## [AIM]
Please rewrite the rows below as a JSON list of strings, one string per row, with blank rows left out. Begin at the row that contains "Enumerate the UI" and stop after the row that contains "page-title: Afkast i".

## [EXTRACTED ENTRIES]
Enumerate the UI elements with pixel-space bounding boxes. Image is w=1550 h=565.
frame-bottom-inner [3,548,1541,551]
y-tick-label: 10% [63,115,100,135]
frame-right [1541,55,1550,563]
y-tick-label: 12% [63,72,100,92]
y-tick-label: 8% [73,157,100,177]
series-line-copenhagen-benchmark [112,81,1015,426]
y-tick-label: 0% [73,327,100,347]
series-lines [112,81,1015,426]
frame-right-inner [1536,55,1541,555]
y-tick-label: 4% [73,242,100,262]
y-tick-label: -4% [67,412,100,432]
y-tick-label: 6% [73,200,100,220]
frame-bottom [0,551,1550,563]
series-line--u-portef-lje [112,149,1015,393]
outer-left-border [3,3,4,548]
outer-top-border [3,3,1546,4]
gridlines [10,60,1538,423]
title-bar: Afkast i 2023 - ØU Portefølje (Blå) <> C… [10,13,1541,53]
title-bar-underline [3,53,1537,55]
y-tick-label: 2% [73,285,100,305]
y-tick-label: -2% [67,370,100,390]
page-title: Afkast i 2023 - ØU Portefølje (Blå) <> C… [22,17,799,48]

...

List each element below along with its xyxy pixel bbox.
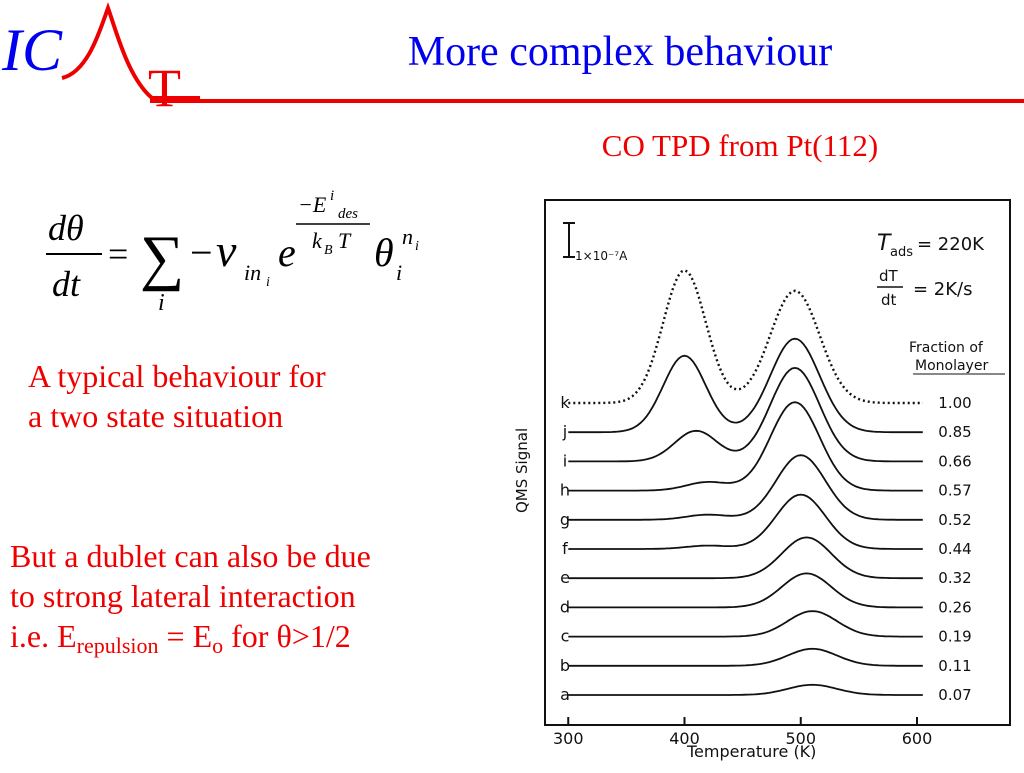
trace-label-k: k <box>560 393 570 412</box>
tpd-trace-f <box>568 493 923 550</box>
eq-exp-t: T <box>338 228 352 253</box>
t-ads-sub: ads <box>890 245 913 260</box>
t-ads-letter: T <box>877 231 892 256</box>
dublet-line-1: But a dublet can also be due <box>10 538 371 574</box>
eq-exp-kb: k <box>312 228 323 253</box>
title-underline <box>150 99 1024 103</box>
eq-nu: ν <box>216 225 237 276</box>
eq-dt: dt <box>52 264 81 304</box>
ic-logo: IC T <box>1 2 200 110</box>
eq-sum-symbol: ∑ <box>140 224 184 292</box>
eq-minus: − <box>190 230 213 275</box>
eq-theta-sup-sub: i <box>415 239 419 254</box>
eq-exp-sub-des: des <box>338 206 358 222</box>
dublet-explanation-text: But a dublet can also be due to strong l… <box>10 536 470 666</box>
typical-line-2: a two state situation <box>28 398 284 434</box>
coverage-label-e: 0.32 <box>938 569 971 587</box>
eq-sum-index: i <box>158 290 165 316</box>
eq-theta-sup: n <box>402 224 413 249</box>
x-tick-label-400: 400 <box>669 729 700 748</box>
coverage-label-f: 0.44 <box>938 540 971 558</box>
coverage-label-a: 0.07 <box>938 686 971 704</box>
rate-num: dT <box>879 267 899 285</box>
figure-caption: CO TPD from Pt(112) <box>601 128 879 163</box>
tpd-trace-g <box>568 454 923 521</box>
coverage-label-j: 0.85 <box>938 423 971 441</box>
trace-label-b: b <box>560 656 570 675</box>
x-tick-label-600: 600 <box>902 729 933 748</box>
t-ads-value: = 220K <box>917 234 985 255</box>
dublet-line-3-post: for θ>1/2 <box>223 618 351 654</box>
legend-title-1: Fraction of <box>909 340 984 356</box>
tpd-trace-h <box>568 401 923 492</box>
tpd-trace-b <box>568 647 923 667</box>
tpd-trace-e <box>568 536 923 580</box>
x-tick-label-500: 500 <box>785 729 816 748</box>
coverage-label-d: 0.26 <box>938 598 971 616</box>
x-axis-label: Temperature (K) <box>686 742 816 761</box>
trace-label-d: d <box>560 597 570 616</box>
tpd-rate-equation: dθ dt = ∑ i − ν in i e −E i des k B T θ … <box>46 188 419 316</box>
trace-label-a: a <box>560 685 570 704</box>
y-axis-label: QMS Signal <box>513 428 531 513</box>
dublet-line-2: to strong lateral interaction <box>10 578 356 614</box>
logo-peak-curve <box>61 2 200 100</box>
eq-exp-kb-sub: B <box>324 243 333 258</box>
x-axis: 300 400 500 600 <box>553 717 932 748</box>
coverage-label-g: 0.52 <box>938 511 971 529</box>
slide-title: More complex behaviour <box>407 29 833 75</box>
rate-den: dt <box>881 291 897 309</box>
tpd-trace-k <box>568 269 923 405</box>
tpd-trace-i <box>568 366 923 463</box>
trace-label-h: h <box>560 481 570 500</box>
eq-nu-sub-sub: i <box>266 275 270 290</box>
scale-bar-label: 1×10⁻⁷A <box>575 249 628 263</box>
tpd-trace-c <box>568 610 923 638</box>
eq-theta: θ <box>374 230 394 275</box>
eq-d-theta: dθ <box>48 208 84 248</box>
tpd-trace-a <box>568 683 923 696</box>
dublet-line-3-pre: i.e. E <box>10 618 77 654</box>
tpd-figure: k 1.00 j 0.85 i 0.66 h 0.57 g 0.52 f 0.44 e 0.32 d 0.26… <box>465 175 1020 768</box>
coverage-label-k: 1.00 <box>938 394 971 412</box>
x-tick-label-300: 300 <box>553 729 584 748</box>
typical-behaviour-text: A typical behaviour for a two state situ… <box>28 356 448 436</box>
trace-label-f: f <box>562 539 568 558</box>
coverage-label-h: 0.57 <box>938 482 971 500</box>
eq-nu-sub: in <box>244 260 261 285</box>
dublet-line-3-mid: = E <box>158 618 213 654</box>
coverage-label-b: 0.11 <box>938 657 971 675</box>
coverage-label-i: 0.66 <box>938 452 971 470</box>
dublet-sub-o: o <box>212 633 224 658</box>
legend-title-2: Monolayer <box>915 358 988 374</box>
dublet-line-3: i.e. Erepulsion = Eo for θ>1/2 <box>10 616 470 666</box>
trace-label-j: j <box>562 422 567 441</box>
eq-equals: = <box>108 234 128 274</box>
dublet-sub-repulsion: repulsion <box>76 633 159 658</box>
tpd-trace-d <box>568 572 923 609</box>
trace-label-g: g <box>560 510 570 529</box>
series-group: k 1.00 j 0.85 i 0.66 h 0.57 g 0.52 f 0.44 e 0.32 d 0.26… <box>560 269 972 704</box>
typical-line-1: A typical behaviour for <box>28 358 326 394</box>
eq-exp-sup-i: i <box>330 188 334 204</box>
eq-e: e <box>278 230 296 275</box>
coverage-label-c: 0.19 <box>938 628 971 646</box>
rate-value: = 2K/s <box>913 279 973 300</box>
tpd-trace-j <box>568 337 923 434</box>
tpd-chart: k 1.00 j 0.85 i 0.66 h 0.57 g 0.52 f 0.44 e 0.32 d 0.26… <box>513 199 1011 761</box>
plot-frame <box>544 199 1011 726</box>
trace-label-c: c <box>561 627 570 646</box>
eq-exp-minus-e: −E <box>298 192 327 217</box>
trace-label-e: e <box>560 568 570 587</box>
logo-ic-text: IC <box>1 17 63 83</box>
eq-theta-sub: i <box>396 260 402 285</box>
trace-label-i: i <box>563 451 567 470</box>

## [EXERCISE OUTPUT]
[
  "Enumerate the UI elements with pixel-space bounding boxes. Image is w=1550 h=565.",
  "frame-bottom-inner [3,548,1541,551]",
  "y-tick-label: 10% [63,115,100,135]",
  "frame-right [1541,55,1550,563]",
  "y-tick-label: 12% [63,72,100,92]",
  "y-tick-label: 8% [73,157,100,177]",
  "series-line-copenhagen-benchmark [112,81,1015,426]",
  "y-tick-label: 0% [73,327,100,347]",
  "series-lines [112,81,1015,426]",
  "frame-right-inner [1536,55,1541,555]",
  "y-tick-label: 4% [73,242,100,262]",
  "y-tick-label: -4% [67,412,100,432]",
  "y-tick-label: 6% [73,200,100,220]",
  "frame-bottom [0,551,1550,563]",
  "series-line--u-portef-lje [112,149,1015,393]",
  "outer-left-border [3,3,4,548]",
  "outer-top-border [3,3,1546,4]",
  "gridlines [10,60,1538,423]",
  "title-bar: Afkast i 2023 - ØU Portefølje (Blå) <> C… [10,13,1541,53]",
  "title-bar-underline [3,53,1537,55]",
  "y-tick-label: 2% [73,285,100,305]",
  "y-tick-label: -2% [67,370,100,390]",
  "page-title: Afkast i 2023 - ØU Portefølje (Blå) <> C… [22,17,799,48]"
]